Pick out each line below containing "IvyPanda".

[begin RAW RECORDS]

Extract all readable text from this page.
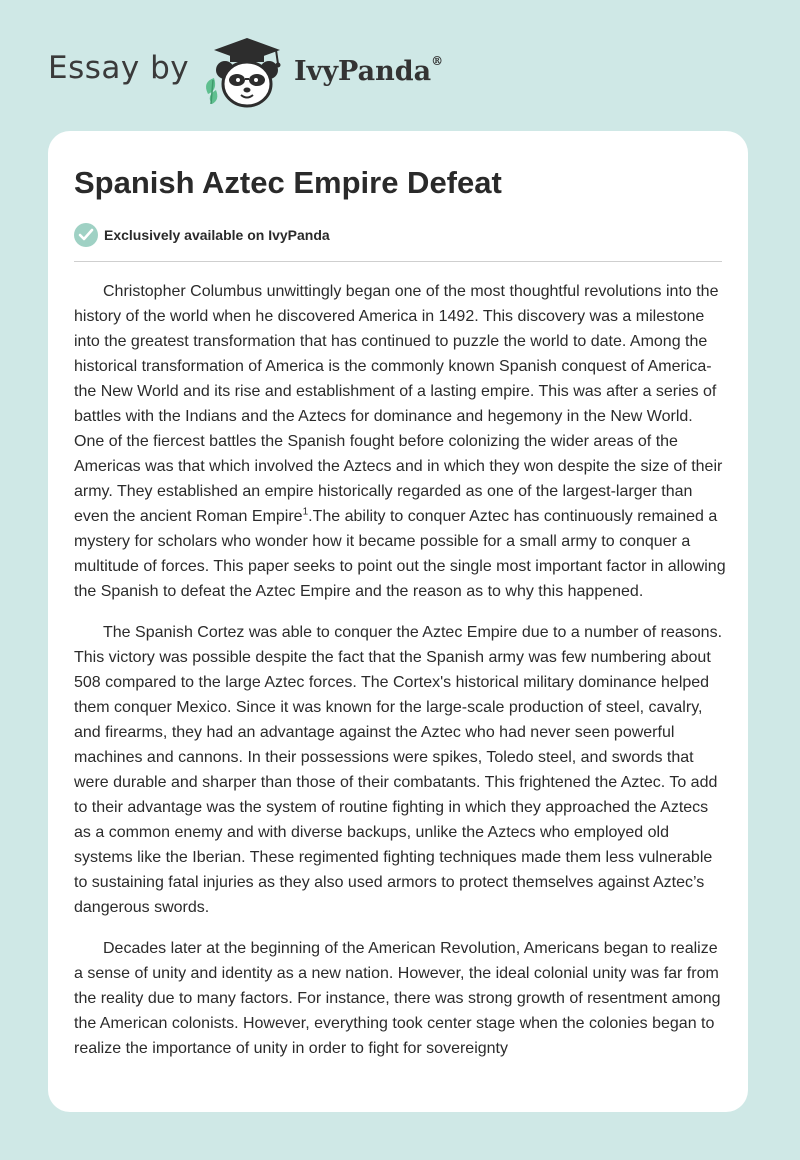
Essay by	IvyPanda®
Spanish Aztec Empire Defeat
Exclusively available on IvyPanda

Christopher Columbus unwittingly began one of the most thoughtful revolutions into the history of the world when he discovered America in 1492. This discovery was a milestone into the greatest transformation that has continued to puzzle the world to date. Among the historical transformation of America is the commonly known Spanish conquest of America- the New World and its rise and establishment of a lasting empire. This was after a series of battles with the Indians and the Aztecs for dominance and hegemony in the New World. One of the fiercest battles the Spanish fought before colonizing the wider areas of the Americas was that which involved the Aztecs and in which they won despite the size of their army. They established an empire historically regarded as one of the largest-larger than even the ancient Roman Empire$^1$.The ability to conquer Aztec has continuously remained a mystery for scholars who wonder how it became possible for a small army to conquer a multitude of forces. This paper seeks to point out the single most important factor in allowing the Spanish to defeat the Aztec Empire and the reason as to why this happened.

The Spanish Cortez was able to conquer the Aztec Empire due to a number of reasons. This victory was possible despite the fact that the Spanish army was few numbering about 508 compared to the large Aztec forces. The Cortex's historical military dominance helped them conquer Mexico. Since it was known for the large-scale production of steel, cavalry, and firearms, they had an advantage against the Aztec who had never seen powerful machines and cannons. In their possessions were spikes, Toledo steel, and swords that were durable and sharper than those of their combatants. This frightened the Aztec. To add to their advantage was the system of routine fighting in which they approached the Aztecs as a common enemy and with diverse backups, unlike the Aztecs who employed old systems like the Iberian. These regimented fighting techniques made them less vulnerable to sustaining fatal injuries as they also used armors to protect themselves against Aztec’s dangerous swords.

Decades later at the beginning of the American Revolution, Americans began to realize a sense of unity and identity as a new nation. However, the ideal colonial unity was far from the reality due to many factors. For instance, there was strong growth of resentment among the American colonists. However, everything took center stage when the colonies began to realize the importance of unity in order to fight for sovereignty
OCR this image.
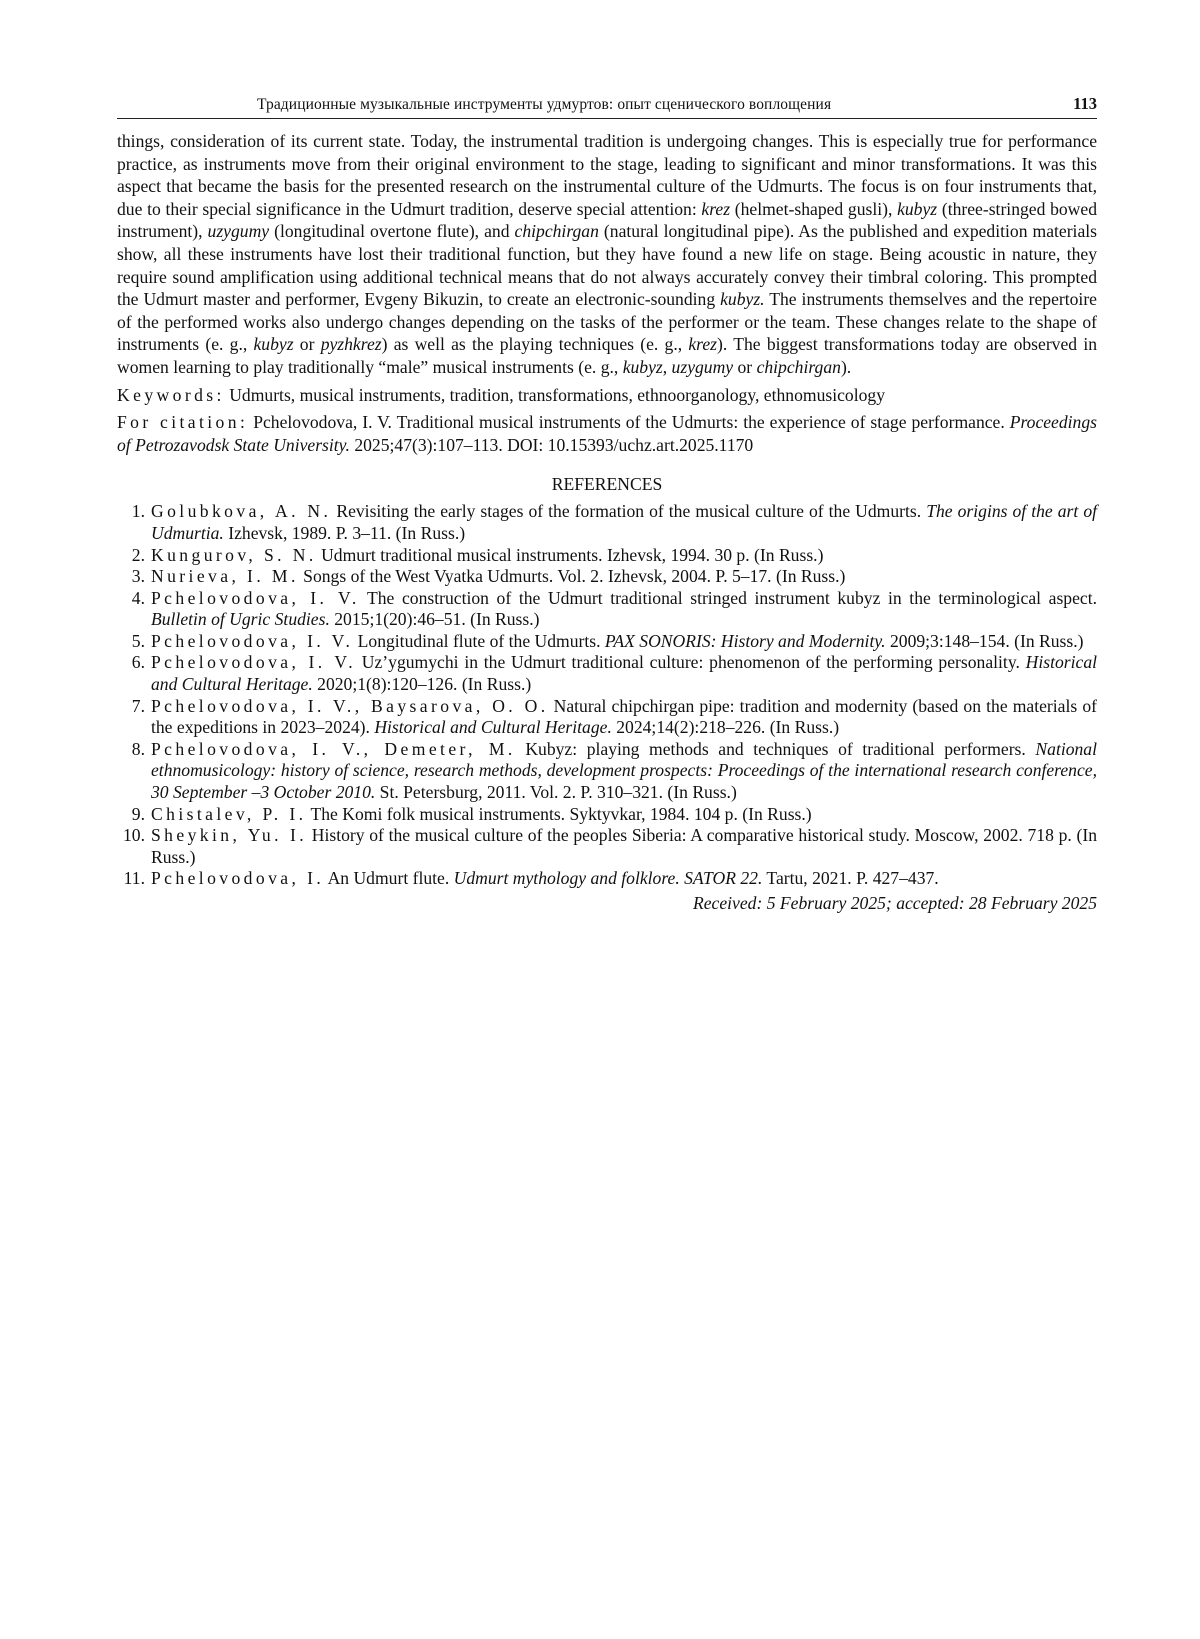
Традиционные музыкальные инструменты удмуртов: опыт сценического воплощения	113

things, consideration of its current state. Today, the instrumental tradition is undergoing changes. This is especially true for performance practice, as instruments move from their original environment to the stage, leading to significant and minor transformations. It was this aspect that became the basis for the presented research on the instrumental culture of the Udmurts. The focus is on four instruments that, due to their special significance in the Udmurt tradition, deserve special attention: krez (helmet-shaped gusli), kubyz (three-stringed bowed instrument), uzygumy (longitudinal overtone flute), and chipchirgan (natural longitudinal pipe). As the published and expedition materials show, all these instruments have lost their traditional function, but they have found a new life on stage. Being acoustic in nature, they require sound amplification using additional technical means that do not always accurately convey their timbral coloring. This prompted the Udmurt master and performer, Evgeny Bikuzin, to create an electronic-sounding kubyz. The instruments themselves and the repertoire of the performed works also undergo changes depending on the tasks of the performer or the team. These changes relate to the shape of instruments (e. g., kubyz or pyzhkrez) as well as the playing techniques (e. g., krez). The biggest transformations today are observed in women learning to play traditionally “male” musical instruments (e. g., kubyz, uzygumy or chipchirgan).

Keywords: Udmurts, musical instruments, tradition, transformations, ethnoorganology, ethnomusicology

For citation: Pchelovodova, I. V. Traditional musical instruments of the Udmurts: the experience of stage performance. Proceedings of Petrozavodsk State University. 2025;47(3):107–113. DOI: 10.15393/uchz.art.2025.1170

REFERENCES
1. Golubkova, A. N. Revisiting the early stages of the formation of the musical culture of the Udmurts. The origins of the art of Udmurtia. Izhevsk, 1989. P. 3–11. (In Russ.)
2. Kungurov, S. N. Udmurt traditional musical instruments. Izhevsk, 1994. 30 p. (In Russ.)
3. Nurieva, I. M. Songs of the West Vyatka Udmurts. Vol. 2. Izhevsk, 2004. P. 5–17. (In Russ.)
4. Pchelovodova, I. V. The construction of the Udmurt traditional stringed instrument kubyz in the terminological aspect. Bulletin of Ugric Studies. 2015;1(20):46–51. (In Russ.)
5. Pchelovodova, I. V. Longitudinal flute of the Udmurts. PAX SONORIS: History and Modernity. 2009;3:148–154. (In Russ.)
6. Pchelovodova, I. V. Uz’ygumychi in the Udmurt traditional culture: phenomenon of the performing personality. Historical and Cultural Heritage. 2020;1(8):120–126. (In Russ.)
7. Pchelovodova, I. V., Baysarova, O. O. Natural chipchirgan pipe: tradition and modernity (based on the materials of the expeditions in 2023–2024). Historical and Cultural Heritage. 2024;14(2):218–226. (In Russ.)
8. Pchelovodova, I. V., Demeter, M. Kubyz: playing methods and techniques of traditional performers. National ethnomusicology: history of science, research methods, development prospects: Proceedings of the international research conference, 30 September –3 October 2010. St. Petersburg, 2011. Vol. 2. P. 310–321. (In Russ.)
9. Chistalev, P. I. The Komi folk musical instruments. Syktyvkar, 1984. 104 p. (In Russ.)
10. Sheykin, Yu. I. History of the musical culture of the peoples Siberia: A comparative historical study. Moscow, 2002. 718 p. (In Russ.)
11. Pchelovodova, I. An Udmurt flute. Udmurt mythology and folklore. SATOR 22. Tartu, 2021. P. 427–437.
Received: 5 February 2025; accepted: 28 February 2025
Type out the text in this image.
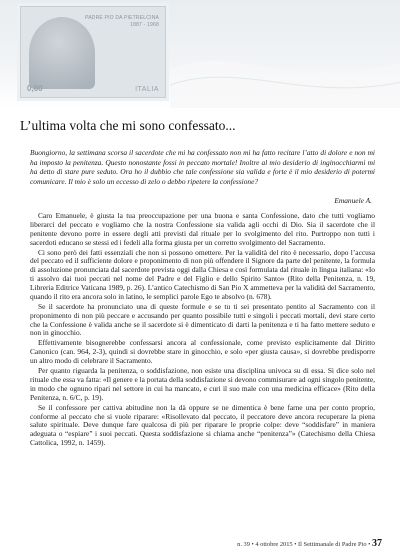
PADRE PIO DA PIETRELCINA
1887 - 1968
0,60	ITALIA
L’ultima volta che mi sono confessato...
Buongiorno, la settimana scorsa il sacerdote che mi ha confessato non mi ha fatto recitare l’atto di dolore e non mi ha imposto la penitenza. Questo nonostante fossi in peccato mortale! Inoltre al mio desiderio di inginocchiarmi mi ha detto di stare pure seduto. Ora ho il dubbio che tale confessione sia valida e forte è il mio desiderio di potermi comunicare. Il mio è solo un eccesso di zelo o debbo ripetere la confessione?
Emanuele A.

Caro Emanuele, è giusta la tua preoccupazione per una buona e santa Confessione, dato che tutti vogliamo liberarci del peccato e vogliamo che la nostra Confessione sia valida agli occhi di Dio. Sia il sacerdote che il penitente devono porre in essere degli atti previsti dal rituale per lo svolgimento del rito. Purtroppo non tutti i sacerdoti educano se stessi ed i fedeli alla forma giusta per un corretto svolgimento del Sacramento.

Ci sono però dei fatti essenziali che non si possono omettere. Per la validità del rito è necessario, dopo l’accusa del peccato ed il sufficiente dolore e proponimento di non più offendere il Signore da parte del penitente, la formula di assoluzione pronunciata dal sacerdote prevista oggi dalla Chiesa e così formulata dal rituale in lingua italiana: «Io ti assolvo dai tuoi peccati nel nome del Padre e del Figlio e dello Spirito Santo» (Rito della Penitenza, n. 19, Libreria Editrice Vaticana 1989, p. 26). L’antico Catechismo di San Pio X ammetteva per la validità del Sacramento, quando il rito era ancora solo in latino, le semplici parole Ego te absolvo (n. 678).

Se il sacerdote ha pronunciato una di queste formule e se tu ti sei presentato pentito al Sacramento con il proponimento di non più peccare e accusando per quanto possibile tutti e singoli i peccati mortali, devi stare certo che la Confessione è valida anche se il sacerdote si è dimenticato di darti la penitenza e ti ha fatto mettere seduto e non in ginocchio.

Effettivamente bisognerebbe confessarsi ancora al confessionale, come previsto esplicitamente dal Diritto Canonico (can. 964, 2-3), quindi si dovrebbe stare in ginocchio, e solo «per giusta causa», si dovrebbe predisporre un altro modo di celebrare il Sacramento.

Per quanto riguarda la penitenza, o soddisfazione, non esiste una disciplina univoca su di essa. Si dice solo nel rituale che essa va fatta: «Il genere e la portata della soddisfazione si devono commisurare ad ogni singolo penitente, in modo che ognuno ripari nel settore in cui ha mancato, e curi il suo male con una medicina efficace» (Rito della Penitenza, n. 6/C, p. 19).

Se il confessore per cattiva abitudine non la dà oppure se ne dimentica è bene farne una per conto proprio, conforme al peccato che si vuole riparare: «Risollevato dal peccato, il peccatore deve ancora recuperare la piena salute spirituale. Deve dunque fare qualcosa di più per riparare le proprie colpe: deve “soddisfare” in maniera adeguata o “espiare” i suoi peccati. Questa soddisfazione si chiama anche “penitenza”» (Catechismo della Chiesa Cattolica, 1992, n. 1459).

n. 39 • 4 ottobre 2015 • Il Settimanale di Padre Pio • 37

[end RAW RECORDS]

### EXERCISE SOLUTION
Essay by	IvyPanda®
Exclusively available on IvyPanda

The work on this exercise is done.